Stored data
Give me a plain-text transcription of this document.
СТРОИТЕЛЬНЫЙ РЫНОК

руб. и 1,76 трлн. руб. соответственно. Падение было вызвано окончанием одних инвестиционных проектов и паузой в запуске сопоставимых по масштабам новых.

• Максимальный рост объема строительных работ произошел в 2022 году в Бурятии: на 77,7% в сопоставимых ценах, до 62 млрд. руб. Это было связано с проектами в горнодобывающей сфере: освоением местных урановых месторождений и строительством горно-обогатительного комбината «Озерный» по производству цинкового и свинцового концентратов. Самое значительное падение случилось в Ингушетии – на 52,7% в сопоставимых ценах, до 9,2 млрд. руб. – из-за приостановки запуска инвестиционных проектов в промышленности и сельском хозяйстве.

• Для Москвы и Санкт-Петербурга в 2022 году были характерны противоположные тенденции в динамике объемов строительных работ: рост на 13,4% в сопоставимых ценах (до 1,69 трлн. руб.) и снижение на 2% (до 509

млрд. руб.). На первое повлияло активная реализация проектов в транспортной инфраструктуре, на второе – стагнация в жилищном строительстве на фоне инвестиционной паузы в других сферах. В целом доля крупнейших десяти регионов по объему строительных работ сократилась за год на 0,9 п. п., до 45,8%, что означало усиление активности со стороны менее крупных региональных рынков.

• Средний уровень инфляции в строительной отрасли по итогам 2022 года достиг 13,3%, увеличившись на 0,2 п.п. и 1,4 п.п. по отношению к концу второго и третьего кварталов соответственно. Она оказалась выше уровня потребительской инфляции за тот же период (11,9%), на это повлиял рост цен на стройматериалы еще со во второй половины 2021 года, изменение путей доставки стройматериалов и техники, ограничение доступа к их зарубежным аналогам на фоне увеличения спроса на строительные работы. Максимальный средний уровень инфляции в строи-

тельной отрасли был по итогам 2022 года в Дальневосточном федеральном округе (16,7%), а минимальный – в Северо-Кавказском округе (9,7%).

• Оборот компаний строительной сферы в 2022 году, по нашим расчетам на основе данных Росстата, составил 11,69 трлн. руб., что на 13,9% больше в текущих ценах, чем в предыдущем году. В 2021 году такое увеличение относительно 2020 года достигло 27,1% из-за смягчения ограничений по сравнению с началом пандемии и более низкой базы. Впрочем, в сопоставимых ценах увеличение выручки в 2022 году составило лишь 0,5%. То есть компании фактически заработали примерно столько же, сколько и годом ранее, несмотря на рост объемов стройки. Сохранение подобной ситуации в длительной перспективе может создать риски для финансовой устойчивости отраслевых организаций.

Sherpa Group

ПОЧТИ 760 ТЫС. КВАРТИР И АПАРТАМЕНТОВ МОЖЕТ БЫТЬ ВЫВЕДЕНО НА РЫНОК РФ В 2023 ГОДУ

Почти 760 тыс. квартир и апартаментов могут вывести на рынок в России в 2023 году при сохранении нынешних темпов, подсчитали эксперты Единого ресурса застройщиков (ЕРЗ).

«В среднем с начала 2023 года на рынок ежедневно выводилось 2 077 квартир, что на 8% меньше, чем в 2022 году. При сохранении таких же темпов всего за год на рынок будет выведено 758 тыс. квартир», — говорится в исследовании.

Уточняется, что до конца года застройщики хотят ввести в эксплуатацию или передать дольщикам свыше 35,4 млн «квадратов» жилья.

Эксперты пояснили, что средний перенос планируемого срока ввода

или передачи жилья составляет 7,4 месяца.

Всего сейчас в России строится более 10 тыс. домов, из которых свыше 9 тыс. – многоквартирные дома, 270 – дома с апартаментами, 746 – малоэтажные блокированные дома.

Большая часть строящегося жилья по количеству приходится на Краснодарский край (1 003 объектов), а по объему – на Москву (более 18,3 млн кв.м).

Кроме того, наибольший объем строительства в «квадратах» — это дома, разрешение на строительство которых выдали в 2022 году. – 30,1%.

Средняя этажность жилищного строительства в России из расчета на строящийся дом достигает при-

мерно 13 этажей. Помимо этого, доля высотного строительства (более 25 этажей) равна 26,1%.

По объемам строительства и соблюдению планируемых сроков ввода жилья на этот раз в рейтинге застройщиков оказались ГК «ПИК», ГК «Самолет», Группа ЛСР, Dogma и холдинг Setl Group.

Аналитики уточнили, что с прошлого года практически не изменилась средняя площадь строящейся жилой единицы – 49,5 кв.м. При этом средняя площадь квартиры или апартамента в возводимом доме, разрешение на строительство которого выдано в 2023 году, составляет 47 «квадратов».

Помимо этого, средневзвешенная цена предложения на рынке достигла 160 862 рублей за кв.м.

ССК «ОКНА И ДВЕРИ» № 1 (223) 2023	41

==

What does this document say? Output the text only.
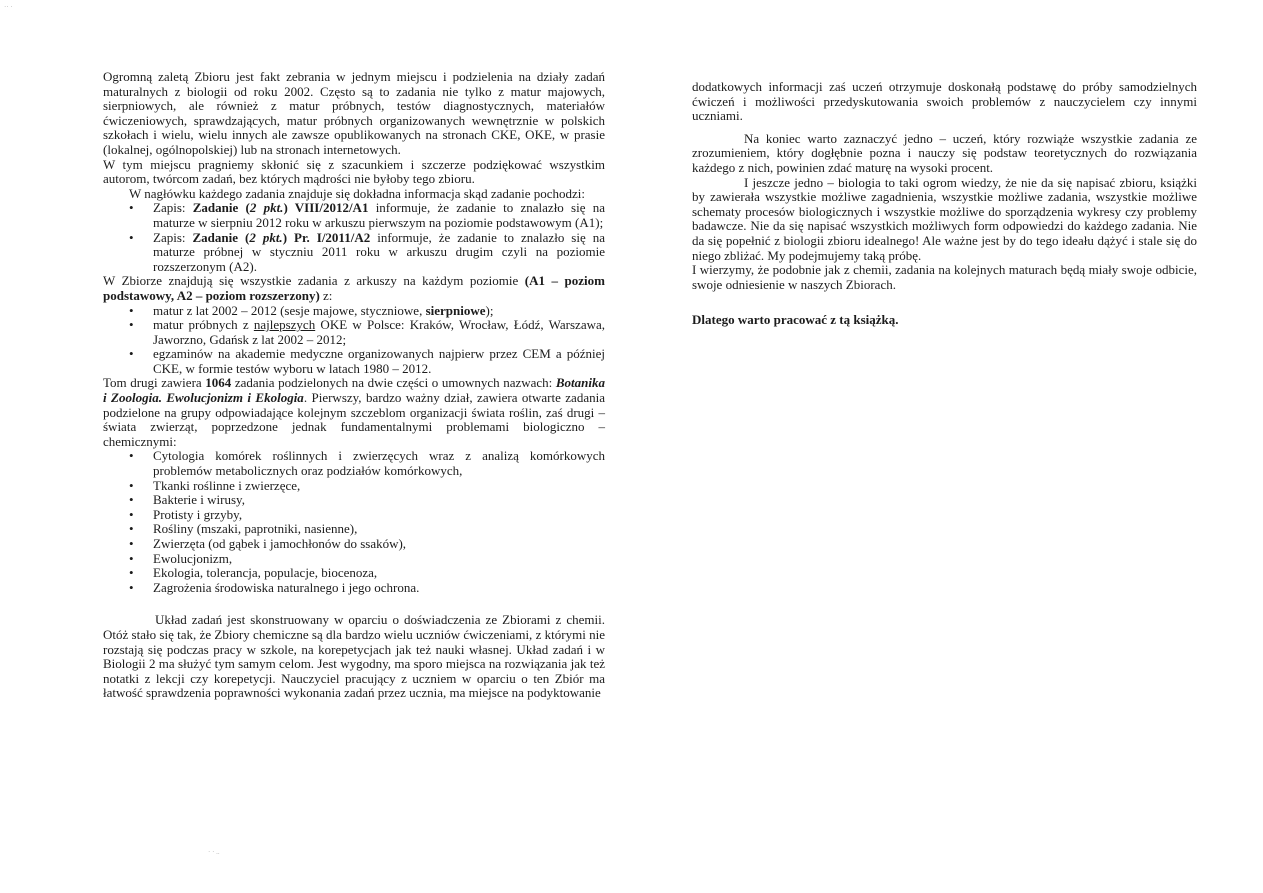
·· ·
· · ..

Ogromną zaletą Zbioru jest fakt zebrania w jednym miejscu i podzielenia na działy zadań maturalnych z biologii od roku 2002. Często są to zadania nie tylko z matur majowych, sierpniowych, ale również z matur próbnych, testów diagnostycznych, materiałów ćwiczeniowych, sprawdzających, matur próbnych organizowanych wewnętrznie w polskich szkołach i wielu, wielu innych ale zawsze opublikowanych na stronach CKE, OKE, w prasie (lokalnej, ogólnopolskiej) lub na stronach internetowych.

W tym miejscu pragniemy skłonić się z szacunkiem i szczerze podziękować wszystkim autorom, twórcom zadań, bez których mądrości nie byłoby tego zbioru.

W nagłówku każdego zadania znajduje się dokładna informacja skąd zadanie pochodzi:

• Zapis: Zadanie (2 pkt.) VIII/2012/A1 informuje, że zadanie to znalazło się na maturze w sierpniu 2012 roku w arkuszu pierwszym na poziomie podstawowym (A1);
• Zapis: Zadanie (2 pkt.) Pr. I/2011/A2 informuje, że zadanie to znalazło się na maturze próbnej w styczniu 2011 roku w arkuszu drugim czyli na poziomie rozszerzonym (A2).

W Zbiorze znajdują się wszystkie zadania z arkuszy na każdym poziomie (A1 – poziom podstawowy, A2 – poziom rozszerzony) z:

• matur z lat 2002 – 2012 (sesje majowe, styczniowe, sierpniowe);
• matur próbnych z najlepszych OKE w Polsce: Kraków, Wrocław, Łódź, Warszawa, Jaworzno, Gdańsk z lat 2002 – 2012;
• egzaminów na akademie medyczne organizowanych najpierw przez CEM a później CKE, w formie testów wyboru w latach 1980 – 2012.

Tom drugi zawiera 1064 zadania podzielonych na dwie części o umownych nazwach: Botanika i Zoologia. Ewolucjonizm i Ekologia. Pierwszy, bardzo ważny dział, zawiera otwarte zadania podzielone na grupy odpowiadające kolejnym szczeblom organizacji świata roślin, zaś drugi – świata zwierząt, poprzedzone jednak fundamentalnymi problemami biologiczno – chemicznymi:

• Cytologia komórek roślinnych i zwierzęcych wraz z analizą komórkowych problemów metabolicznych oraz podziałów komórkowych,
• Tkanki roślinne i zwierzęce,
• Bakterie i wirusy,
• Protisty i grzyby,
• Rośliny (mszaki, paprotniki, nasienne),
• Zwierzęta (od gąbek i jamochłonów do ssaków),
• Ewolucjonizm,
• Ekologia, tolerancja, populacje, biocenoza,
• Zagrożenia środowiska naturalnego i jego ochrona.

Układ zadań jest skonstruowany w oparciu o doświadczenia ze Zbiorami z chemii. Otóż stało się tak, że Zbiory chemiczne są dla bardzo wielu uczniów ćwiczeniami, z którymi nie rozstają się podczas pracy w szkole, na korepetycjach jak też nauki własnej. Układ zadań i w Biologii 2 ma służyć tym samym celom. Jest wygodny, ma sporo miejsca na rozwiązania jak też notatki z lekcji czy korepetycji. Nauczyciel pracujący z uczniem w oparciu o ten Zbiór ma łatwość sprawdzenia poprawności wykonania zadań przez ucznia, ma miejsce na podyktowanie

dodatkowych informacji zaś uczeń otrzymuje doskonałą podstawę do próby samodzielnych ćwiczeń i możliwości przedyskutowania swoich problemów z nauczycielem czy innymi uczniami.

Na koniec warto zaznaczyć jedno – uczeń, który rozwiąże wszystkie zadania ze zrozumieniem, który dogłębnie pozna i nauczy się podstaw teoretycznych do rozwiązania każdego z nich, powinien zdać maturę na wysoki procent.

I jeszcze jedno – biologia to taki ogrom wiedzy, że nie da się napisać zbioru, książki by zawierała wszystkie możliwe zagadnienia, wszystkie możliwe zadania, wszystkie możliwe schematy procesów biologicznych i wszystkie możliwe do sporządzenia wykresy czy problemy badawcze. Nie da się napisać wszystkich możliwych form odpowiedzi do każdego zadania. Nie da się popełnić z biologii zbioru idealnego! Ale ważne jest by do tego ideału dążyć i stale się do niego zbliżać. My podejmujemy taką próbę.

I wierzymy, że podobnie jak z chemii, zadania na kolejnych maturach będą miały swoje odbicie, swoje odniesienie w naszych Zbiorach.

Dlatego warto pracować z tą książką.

What is asked | Search the records above for "Group". Copy each line where it is found.

Reply |
Sherpa Group
По объемам строительства и соблюдению планируемых сроков ввода жилья на этот раз в рейтинге застройщиков оказались ГК «ПИК», ГК «Самолет», Группа ЛСР, Dogma и холдинг Setl Group.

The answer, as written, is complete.